▶ EXERCISE OBJECTIVE:
Select all lines with the string "package" in them, and copy those lines.

▶ SUPPLIED MATERIAL:

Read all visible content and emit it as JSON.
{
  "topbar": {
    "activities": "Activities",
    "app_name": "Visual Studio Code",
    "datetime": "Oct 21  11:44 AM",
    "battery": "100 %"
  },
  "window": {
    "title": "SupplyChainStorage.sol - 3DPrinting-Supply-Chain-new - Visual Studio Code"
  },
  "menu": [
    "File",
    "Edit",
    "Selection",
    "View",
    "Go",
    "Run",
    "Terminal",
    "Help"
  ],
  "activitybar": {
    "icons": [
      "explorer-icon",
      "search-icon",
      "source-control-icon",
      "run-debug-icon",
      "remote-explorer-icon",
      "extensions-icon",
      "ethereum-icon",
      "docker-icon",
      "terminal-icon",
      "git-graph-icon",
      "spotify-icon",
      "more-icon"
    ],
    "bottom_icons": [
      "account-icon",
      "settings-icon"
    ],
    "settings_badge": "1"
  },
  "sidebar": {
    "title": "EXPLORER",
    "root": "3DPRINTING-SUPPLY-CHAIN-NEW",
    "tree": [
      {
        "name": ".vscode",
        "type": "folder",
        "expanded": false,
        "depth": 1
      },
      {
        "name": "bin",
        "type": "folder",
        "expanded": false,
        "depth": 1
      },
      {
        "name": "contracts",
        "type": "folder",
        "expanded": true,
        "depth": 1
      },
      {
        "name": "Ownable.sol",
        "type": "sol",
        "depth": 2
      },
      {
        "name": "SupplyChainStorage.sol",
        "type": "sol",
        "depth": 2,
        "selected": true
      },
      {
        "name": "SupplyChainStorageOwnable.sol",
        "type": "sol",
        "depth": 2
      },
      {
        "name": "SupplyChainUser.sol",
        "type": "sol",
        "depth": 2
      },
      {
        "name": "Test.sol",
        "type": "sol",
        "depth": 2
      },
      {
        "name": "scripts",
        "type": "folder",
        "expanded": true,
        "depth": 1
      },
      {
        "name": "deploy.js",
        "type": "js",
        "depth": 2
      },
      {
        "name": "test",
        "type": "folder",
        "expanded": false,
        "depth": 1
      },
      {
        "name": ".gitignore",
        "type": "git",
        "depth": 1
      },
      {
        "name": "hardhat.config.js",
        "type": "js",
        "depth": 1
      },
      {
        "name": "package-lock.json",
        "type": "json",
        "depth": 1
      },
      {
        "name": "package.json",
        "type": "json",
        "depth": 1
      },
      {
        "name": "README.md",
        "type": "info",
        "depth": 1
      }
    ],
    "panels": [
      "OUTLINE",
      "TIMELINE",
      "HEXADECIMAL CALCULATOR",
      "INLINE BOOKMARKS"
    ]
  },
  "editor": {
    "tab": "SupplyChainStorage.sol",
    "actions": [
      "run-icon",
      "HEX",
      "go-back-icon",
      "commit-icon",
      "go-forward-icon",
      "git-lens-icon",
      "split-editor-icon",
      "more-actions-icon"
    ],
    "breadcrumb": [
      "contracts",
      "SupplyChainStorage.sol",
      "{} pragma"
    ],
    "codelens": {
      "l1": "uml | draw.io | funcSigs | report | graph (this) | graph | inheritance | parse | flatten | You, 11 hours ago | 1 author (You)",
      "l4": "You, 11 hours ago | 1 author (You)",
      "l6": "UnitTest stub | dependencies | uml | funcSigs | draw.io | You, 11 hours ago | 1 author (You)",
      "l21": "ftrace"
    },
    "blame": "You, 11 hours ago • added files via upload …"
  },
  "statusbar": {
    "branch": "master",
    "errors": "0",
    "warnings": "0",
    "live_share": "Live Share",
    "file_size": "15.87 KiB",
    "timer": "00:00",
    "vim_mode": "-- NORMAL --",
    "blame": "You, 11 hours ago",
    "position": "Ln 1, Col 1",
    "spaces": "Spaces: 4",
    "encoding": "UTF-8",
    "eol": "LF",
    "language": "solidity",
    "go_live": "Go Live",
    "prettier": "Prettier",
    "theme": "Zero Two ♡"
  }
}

▶ COMPLETE ANSWER:
        "name": "package-lock.json",
        "name": "package.json",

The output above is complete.